Records from a data source
## begin

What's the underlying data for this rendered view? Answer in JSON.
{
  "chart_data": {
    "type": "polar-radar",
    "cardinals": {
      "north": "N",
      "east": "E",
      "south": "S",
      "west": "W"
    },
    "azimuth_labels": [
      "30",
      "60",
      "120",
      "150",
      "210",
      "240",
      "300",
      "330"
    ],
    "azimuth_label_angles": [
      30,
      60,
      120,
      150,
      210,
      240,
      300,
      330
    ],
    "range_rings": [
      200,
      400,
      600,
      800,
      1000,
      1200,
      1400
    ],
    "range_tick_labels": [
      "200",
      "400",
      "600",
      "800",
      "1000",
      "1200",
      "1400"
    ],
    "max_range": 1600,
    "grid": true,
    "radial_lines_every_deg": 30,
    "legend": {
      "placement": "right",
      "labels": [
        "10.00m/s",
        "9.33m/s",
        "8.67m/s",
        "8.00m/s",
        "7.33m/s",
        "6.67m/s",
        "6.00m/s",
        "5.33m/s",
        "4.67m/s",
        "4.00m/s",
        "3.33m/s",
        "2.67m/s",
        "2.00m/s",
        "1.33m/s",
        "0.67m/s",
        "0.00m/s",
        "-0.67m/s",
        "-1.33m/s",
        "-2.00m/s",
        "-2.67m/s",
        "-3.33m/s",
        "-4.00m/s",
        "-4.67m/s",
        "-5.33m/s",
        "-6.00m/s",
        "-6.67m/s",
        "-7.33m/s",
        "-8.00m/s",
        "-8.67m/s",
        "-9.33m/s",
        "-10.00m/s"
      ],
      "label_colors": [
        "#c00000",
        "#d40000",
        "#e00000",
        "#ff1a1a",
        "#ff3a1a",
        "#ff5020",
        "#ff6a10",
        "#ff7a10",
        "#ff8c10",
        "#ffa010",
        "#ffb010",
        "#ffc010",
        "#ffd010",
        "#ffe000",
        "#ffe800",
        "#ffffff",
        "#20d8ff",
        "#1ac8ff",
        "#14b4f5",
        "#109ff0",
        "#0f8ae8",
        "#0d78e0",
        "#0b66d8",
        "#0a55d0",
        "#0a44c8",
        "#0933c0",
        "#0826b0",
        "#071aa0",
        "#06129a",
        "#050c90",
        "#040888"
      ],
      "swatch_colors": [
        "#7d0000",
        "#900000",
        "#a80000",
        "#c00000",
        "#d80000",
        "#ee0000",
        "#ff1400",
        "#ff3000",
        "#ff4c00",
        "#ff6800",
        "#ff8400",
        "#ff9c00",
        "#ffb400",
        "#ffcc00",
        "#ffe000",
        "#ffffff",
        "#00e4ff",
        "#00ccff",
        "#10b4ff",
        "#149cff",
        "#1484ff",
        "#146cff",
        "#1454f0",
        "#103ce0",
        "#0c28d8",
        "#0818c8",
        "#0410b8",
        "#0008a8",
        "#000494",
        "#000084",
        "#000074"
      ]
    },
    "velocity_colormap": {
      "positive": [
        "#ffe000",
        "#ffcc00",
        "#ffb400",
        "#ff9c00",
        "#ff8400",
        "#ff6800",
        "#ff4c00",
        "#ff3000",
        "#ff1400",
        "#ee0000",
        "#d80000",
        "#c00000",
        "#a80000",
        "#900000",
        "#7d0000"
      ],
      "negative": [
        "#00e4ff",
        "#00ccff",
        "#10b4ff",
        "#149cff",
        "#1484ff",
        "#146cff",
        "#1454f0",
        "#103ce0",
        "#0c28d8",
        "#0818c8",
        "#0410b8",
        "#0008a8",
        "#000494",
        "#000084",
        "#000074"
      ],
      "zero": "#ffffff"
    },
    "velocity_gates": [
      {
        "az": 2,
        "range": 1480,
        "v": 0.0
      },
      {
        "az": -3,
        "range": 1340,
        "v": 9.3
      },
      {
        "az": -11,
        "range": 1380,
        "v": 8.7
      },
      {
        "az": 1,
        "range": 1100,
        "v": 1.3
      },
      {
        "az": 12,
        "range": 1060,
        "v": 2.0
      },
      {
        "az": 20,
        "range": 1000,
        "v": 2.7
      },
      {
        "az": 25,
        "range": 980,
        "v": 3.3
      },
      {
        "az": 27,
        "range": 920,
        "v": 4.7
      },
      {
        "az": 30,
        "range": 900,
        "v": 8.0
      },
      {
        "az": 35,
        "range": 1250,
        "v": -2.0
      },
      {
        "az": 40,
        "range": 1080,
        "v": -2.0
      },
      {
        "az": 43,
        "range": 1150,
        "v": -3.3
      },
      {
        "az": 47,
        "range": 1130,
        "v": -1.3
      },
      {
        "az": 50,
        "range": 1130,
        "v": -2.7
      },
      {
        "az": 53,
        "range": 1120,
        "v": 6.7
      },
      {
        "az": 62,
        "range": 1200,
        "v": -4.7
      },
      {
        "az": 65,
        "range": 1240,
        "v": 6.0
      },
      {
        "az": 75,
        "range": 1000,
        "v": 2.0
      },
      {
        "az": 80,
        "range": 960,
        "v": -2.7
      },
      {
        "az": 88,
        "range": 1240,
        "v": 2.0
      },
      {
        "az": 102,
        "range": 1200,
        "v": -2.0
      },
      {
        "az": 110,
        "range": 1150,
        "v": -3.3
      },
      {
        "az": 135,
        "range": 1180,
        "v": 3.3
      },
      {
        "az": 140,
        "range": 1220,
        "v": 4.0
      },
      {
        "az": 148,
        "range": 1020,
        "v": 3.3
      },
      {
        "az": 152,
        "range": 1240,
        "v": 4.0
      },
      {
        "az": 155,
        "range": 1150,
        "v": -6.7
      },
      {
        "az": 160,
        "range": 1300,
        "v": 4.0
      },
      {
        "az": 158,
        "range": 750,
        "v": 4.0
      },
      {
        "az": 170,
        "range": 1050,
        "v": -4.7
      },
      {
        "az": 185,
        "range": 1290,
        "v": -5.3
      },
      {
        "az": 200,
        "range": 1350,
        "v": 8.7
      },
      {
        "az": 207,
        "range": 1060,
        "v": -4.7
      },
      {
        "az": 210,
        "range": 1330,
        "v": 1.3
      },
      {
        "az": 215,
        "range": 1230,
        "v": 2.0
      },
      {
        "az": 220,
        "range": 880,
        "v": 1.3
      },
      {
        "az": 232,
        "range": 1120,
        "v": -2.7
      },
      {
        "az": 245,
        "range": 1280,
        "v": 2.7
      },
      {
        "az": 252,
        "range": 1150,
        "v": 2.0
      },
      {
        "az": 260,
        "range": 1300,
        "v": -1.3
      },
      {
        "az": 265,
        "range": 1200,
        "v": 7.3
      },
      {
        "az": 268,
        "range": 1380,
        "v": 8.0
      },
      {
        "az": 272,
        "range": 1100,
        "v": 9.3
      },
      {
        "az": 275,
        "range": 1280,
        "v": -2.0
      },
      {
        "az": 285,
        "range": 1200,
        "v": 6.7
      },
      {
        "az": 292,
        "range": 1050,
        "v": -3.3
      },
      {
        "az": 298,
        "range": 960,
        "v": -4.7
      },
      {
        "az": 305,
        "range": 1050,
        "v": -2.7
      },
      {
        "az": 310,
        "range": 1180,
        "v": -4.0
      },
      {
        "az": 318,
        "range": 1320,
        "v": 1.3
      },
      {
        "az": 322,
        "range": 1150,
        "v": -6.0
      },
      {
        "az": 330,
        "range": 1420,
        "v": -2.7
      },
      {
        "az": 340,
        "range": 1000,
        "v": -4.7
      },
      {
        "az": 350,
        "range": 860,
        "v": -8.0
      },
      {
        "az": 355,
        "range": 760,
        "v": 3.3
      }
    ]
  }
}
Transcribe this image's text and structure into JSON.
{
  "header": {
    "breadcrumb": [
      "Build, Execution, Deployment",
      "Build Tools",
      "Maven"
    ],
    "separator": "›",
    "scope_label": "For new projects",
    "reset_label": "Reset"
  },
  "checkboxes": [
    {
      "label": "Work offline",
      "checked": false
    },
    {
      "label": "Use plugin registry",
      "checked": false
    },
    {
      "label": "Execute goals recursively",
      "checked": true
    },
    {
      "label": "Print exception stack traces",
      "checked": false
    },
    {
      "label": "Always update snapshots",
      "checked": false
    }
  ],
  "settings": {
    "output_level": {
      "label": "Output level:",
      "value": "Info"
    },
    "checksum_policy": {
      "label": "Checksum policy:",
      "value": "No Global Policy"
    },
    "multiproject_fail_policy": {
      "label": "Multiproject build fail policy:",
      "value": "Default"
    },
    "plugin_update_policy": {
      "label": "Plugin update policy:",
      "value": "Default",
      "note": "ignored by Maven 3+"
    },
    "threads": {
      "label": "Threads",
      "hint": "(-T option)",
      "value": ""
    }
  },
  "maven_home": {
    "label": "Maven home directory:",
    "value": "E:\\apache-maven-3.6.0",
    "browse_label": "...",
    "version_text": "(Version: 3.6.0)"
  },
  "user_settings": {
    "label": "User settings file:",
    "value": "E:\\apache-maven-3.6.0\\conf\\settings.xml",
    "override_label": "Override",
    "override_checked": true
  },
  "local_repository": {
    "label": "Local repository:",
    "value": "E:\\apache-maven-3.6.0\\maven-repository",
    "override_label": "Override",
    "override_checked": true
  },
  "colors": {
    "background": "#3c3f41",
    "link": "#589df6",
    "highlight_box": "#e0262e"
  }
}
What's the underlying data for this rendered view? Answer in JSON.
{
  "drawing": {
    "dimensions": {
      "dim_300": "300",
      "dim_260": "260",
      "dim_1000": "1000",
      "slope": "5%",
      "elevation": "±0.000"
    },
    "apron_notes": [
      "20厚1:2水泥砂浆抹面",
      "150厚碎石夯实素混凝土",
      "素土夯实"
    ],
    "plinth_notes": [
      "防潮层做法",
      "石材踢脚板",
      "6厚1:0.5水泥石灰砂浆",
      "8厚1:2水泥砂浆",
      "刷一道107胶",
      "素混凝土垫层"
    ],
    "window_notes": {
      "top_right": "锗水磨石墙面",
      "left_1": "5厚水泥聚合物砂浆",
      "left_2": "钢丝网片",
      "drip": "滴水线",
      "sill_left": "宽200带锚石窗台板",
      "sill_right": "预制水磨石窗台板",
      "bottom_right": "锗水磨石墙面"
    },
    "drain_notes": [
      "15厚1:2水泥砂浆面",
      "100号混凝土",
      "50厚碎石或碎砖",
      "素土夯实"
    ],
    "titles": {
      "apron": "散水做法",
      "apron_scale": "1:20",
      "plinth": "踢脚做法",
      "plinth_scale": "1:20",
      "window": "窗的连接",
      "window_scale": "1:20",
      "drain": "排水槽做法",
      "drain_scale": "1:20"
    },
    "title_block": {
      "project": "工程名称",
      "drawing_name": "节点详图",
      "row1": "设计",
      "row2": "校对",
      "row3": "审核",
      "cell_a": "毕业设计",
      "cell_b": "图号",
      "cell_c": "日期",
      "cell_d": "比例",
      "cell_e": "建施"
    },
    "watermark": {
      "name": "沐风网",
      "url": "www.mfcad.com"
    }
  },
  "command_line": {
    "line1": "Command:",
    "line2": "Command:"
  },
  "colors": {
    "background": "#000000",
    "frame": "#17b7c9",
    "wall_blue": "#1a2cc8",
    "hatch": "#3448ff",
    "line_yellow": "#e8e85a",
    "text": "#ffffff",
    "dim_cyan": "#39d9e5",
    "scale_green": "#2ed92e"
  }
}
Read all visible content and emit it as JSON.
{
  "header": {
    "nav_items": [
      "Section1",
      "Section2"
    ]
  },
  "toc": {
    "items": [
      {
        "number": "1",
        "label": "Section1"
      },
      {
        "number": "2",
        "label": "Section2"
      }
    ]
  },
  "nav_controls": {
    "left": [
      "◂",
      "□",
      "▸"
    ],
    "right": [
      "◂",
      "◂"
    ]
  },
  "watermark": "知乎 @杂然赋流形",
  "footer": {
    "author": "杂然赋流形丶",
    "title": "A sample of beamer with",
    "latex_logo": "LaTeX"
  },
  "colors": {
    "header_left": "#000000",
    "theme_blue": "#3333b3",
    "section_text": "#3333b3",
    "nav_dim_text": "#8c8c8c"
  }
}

## end

Everything from the line containing "Read all visible content and emit it as JSON." to the end of the data above should be quoted exactly, please, both ends included, and nothing outside that span.

Read all visible content and emit it as JSON.
{
  "header": {
    "nav_items": [
      "Section1",
      "Section2"
    ]
  },
  "toc": {
    "items": [
      {
        "number": "1",
        "label": "Section1"
      },
      {
        "number": "2",
        "label": "Section2"
      }
    ]
  },
  "nav_controls": {
    "left": [
      "◂",
      "□",
      "▸"
    ],
    "right": [
      "◂",
      "◂"
    ]
  },
  "watermark": "知乎 @杂然赋流形",
  "footer": {
    "author": "杂然赋流形丶",
    "title": "A sample of beamer with",
    "latex_logo": "LaTeX"
  },
  "colors": {
    "header_left": "#000000",
    "theme_blue": "#3333b3",
    "section_text": "#3333b3",
    "nav_dim_text": "#8c8c8c"
  }
}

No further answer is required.